### Problem description
Go through the lines below. Copy those with "image".
** start Records to process **
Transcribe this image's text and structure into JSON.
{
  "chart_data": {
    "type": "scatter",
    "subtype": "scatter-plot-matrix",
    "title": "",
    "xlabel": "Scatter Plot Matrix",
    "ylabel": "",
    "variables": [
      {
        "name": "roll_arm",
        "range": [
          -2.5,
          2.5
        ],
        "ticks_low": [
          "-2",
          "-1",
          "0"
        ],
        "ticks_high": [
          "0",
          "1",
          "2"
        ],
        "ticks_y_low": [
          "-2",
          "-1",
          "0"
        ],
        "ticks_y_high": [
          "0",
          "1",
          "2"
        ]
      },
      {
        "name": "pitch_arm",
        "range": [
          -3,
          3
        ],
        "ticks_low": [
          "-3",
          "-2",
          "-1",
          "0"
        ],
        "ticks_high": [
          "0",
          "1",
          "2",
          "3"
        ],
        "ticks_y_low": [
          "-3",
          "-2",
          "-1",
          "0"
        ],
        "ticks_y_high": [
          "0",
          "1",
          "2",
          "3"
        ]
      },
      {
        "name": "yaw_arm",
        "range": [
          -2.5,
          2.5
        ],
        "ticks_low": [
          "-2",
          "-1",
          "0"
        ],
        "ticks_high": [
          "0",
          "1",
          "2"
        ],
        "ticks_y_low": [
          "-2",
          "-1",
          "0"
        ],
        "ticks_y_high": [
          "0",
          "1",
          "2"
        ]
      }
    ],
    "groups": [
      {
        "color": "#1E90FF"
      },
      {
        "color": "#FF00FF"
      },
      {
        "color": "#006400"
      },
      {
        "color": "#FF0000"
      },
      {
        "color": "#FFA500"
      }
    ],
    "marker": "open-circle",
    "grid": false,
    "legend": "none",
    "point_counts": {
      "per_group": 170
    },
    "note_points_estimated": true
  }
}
** end Records to process **
** start Records to process **
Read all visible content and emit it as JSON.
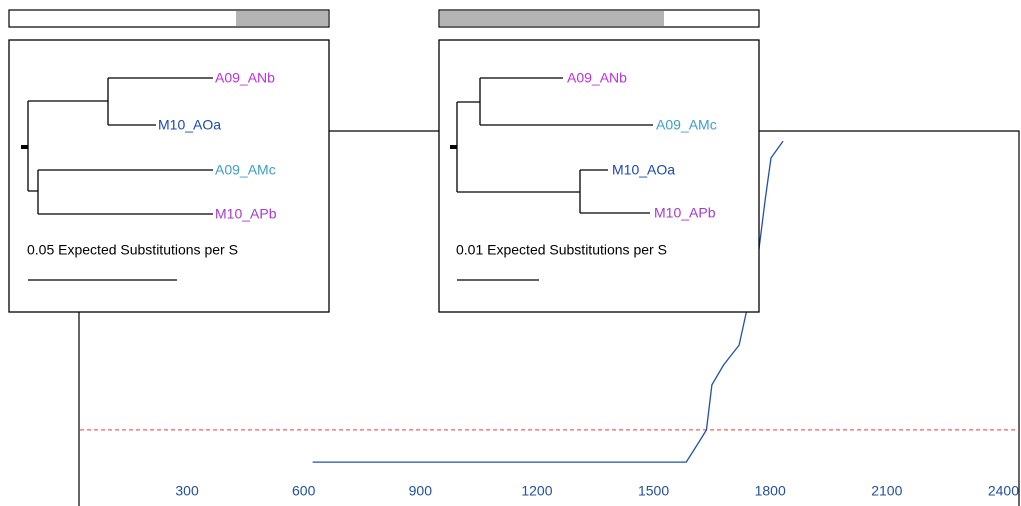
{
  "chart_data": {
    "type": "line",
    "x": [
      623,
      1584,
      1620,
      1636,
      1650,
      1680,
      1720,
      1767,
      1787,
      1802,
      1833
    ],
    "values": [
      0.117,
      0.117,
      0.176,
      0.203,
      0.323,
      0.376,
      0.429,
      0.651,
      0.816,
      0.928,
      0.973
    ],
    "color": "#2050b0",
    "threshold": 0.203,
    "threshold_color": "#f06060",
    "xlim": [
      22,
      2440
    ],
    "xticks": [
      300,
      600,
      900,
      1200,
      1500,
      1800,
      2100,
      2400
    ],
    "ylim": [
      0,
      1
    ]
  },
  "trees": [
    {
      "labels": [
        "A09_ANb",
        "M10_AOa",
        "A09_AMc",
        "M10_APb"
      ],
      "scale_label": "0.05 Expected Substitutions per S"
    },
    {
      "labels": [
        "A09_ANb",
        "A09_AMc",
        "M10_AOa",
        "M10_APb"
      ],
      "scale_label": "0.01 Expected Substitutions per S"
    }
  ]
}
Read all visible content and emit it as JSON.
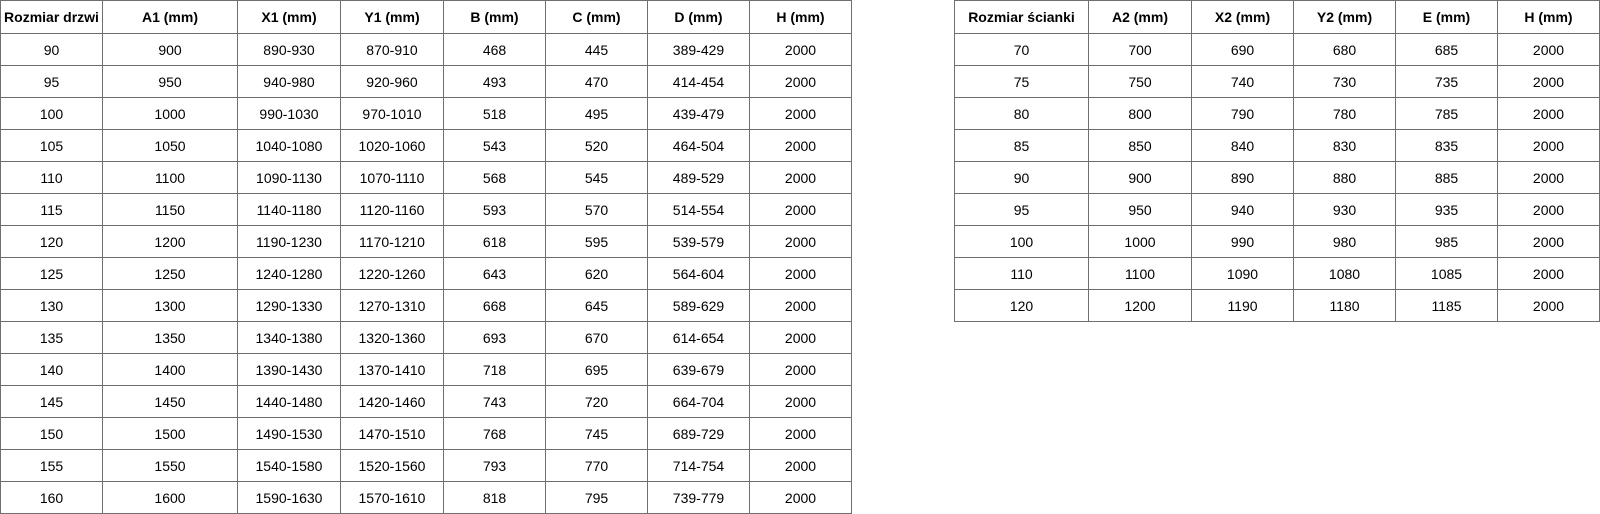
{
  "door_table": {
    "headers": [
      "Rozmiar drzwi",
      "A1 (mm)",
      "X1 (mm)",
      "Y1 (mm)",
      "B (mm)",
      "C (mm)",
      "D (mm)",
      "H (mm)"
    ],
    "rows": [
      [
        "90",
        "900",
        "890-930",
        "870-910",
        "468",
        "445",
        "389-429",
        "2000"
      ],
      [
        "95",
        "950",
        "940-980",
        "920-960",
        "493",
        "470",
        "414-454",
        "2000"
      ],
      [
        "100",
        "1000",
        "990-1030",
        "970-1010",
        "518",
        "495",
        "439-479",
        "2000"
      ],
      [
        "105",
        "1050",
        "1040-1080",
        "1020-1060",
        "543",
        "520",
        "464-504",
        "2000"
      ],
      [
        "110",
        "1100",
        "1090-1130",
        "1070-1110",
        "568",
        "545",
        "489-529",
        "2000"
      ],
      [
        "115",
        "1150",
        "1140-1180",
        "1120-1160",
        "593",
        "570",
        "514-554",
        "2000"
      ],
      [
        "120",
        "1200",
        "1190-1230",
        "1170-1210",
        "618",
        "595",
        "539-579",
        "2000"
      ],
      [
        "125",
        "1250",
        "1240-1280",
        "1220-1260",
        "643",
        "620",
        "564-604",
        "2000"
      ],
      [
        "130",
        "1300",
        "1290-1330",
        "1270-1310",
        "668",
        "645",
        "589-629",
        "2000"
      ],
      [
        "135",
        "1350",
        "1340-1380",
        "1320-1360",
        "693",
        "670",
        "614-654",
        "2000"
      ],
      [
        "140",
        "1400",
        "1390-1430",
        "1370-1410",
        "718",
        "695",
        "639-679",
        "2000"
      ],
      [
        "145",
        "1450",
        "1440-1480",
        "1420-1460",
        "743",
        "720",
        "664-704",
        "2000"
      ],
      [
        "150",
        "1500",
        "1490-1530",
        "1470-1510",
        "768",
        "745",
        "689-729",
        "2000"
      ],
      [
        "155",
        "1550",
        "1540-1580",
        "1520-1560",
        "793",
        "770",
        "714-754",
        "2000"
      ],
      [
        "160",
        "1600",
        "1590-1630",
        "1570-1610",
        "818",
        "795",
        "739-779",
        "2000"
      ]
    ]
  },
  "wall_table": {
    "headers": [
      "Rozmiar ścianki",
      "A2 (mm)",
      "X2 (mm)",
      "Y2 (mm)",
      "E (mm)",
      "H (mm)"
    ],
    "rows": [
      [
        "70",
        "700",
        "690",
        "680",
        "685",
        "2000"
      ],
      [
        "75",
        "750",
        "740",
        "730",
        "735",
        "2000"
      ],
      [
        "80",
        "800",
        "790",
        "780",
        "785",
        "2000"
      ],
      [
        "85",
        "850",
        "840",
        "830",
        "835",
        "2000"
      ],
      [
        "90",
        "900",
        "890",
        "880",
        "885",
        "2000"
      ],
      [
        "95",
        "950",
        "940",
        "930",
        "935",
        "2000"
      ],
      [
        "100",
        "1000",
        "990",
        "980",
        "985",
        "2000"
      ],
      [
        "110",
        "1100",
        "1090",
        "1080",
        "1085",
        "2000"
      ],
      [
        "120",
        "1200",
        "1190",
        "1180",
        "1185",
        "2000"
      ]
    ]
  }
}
** end Records to process **
** start Records to process **
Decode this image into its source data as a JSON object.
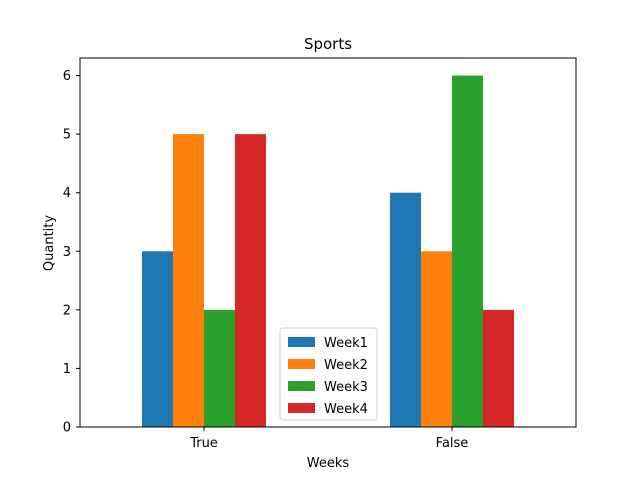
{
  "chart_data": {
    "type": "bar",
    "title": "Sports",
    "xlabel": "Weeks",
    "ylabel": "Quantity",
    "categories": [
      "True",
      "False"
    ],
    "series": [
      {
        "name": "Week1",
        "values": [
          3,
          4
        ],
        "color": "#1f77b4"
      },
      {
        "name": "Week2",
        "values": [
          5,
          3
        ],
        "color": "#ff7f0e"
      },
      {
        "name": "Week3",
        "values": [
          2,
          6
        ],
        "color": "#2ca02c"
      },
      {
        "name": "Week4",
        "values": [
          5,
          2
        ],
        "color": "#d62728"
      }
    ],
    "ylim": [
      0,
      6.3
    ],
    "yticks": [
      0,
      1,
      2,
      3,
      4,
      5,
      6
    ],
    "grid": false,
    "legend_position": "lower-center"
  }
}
** end Records to process **
### Written reply
Transcribe this image's text and structure into JSON.
Decode this image into its source data as a JSON object.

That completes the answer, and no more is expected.